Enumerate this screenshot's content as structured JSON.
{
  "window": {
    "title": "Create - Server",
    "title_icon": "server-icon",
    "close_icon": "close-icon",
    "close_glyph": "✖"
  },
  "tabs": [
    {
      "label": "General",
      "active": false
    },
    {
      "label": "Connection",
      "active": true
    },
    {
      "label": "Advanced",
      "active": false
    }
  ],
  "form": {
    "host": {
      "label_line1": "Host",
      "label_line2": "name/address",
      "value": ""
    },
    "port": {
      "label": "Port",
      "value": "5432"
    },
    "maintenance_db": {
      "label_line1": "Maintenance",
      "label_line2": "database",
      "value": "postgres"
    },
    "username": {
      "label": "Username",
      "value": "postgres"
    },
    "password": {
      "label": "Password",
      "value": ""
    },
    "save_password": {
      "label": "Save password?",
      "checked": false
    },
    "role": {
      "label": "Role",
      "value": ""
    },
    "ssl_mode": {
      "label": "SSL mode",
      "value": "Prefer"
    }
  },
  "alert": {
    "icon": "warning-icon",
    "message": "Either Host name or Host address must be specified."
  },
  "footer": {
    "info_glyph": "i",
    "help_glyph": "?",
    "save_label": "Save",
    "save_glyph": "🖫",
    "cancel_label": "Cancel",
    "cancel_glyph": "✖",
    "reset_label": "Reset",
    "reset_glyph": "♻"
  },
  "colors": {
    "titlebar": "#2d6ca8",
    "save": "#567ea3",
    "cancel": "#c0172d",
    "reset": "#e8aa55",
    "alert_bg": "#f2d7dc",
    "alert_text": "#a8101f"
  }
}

- Problem to work on
In the listing above, locate each line with "icon" and copy it.

- Finished exercise
    "title_icon": "server-icon",
    "close_icon": "close-icon",
    "icon": "warning-icon",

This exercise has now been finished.